▶ Short problem
Read the records and gather each line that includes "name".

** Begin Extracted records **

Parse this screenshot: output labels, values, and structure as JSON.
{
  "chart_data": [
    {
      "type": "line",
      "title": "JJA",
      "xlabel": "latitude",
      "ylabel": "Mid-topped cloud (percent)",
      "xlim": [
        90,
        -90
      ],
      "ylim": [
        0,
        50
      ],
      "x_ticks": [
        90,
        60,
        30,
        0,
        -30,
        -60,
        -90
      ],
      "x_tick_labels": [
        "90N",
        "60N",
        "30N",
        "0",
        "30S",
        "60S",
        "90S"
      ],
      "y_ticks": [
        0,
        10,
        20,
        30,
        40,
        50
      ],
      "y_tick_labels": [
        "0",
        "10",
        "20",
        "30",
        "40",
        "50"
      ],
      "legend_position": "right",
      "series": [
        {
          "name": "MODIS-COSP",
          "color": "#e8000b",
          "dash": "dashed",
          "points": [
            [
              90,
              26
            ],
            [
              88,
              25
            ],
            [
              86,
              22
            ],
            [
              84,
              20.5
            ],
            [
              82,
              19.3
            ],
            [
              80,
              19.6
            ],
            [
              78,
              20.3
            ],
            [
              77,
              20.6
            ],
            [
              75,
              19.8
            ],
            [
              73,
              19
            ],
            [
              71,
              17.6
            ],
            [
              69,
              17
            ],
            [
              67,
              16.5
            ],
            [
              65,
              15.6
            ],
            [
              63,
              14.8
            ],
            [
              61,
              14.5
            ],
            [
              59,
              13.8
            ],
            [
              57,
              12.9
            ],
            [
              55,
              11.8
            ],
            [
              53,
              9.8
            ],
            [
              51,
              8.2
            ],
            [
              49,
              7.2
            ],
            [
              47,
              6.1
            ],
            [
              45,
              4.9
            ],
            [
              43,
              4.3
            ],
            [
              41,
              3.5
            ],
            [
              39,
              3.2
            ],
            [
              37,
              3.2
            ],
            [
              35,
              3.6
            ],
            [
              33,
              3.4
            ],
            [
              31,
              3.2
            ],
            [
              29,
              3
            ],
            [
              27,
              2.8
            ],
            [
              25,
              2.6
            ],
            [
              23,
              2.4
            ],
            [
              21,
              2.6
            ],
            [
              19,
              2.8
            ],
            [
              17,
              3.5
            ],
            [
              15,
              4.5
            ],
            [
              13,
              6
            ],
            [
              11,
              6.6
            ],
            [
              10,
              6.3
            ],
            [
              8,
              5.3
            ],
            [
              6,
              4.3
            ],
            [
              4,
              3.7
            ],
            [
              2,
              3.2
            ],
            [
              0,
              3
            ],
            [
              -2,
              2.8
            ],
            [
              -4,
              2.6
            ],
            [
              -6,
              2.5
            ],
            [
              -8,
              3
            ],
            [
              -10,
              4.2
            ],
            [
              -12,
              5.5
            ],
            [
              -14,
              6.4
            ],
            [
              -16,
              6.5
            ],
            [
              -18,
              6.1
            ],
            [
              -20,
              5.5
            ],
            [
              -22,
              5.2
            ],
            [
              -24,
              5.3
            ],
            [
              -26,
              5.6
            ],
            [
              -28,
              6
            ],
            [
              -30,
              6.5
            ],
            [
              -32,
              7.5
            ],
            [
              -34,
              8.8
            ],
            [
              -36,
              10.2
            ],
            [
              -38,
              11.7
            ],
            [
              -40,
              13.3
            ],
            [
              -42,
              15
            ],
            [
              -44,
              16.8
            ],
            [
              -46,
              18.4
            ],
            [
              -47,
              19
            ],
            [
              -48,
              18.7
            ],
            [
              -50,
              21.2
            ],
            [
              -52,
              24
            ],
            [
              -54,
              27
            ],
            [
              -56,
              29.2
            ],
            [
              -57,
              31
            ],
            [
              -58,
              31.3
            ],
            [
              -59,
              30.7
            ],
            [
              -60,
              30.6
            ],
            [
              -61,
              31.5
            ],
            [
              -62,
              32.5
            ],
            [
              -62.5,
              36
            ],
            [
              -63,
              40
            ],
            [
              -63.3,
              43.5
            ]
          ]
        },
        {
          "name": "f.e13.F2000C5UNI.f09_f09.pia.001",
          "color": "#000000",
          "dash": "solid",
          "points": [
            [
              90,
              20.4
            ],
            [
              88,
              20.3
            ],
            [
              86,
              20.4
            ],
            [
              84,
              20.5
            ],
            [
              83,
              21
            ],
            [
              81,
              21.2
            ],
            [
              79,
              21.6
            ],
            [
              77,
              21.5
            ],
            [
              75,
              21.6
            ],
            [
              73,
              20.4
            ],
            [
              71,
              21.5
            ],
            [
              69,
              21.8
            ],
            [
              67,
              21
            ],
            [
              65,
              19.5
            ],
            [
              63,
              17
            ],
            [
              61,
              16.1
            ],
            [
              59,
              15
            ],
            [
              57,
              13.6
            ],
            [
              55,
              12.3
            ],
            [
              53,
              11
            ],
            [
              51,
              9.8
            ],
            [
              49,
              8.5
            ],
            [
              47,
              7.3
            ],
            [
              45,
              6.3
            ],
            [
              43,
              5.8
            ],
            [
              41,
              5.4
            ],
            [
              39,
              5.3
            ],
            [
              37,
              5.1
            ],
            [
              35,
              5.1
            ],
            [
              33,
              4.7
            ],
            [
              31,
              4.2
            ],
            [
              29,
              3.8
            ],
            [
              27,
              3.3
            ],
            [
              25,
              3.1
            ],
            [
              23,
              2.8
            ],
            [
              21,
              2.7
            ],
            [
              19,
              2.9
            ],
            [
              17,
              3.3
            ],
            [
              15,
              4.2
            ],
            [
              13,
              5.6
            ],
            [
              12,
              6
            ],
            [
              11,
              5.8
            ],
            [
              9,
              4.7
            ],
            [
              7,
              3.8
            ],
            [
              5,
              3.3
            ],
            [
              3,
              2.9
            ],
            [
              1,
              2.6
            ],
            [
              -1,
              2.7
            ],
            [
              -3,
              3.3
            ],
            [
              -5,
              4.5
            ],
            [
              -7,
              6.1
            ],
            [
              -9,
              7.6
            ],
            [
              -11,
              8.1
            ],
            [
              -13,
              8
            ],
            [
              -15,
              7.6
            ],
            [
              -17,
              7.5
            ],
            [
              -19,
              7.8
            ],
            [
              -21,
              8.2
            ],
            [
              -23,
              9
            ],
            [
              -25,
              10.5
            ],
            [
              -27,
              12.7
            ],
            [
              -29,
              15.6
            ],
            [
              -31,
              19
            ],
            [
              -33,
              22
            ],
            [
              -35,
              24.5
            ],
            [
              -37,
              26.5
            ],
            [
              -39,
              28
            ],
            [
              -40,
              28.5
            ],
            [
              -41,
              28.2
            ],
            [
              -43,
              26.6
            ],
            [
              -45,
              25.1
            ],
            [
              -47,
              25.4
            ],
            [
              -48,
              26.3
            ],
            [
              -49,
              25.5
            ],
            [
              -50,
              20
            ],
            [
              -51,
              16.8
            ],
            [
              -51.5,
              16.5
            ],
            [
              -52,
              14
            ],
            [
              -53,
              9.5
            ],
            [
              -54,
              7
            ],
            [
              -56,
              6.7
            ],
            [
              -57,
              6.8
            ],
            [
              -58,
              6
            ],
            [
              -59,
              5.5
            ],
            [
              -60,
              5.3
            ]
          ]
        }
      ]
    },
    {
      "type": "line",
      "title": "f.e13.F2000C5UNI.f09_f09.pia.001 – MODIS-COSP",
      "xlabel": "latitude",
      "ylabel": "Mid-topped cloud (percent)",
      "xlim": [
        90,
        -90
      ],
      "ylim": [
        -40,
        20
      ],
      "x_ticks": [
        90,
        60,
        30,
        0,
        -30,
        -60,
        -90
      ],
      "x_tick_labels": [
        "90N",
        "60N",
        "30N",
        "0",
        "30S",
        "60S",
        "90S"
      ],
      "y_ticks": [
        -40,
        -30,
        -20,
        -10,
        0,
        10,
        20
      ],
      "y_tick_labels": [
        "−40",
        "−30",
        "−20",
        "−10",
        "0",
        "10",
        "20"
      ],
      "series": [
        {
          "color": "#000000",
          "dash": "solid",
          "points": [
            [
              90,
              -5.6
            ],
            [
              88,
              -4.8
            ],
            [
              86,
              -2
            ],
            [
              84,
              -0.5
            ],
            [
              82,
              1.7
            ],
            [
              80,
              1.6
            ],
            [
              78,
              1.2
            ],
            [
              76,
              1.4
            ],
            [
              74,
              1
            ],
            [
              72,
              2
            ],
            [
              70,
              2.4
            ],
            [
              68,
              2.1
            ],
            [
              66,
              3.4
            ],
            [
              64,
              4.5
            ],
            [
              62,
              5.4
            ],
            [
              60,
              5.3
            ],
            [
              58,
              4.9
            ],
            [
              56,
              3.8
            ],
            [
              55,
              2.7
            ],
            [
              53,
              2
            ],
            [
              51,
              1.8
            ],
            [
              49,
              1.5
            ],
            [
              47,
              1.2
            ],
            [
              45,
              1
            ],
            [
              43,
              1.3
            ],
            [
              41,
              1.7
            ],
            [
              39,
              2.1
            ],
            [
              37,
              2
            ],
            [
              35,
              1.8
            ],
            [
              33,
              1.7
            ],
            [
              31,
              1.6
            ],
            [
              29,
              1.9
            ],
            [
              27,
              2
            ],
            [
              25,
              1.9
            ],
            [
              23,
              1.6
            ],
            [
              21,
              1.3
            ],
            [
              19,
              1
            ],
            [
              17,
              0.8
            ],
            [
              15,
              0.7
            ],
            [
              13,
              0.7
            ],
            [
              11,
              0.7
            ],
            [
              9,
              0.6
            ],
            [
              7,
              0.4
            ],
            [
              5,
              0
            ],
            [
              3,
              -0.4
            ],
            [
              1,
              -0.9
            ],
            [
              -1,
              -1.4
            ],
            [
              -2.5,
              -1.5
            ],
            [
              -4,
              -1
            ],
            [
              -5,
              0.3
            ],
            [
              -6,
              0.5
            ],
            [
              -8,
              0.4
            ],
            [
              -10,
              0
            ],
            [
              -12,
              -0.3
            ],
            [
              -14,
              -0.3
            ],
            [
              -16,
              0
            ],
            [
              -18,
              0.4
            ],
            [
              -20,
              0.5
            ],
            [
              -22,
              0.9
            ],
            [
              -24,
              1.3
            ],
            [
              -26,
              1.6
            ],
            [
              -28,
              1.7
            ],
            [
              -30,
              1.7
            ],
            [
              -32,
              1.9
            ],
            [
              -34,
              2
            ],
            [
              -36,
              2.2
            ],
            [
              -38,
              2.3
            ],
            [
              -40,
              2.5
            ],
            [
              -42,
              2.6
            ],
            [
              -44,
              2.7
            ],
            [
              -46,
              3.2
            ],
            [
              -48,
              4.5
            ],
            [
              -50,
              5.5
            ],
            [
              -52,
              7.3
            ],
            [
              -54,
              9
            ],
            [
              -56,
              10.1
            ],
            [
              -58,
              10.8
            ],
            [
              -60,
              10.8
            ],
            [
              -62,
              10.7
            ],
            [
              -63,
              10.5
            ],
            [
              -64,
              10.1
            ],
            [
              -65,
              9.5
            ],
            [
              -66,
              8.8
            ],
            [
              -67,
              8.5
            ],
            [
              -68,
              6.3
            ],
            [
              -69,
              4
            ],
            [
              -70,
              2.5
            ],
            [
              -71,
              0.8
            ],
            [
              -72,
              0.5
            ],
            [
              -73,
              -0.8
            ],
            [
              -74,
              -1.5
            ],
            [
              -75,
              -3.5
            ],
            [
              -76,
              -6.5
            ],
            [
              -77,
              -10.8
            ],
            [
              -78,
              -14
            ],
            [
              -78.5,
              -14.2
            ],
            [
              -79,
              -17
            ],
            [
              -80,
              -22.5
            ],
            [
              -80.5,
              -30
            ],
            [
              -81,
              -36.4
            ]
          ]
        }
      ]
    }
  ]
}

** End Extracted records **

▶ Result below
          "name": "MODIS-COSP",
          "name": "f.e13.F2000C5UNI.f09_f09.pia.001",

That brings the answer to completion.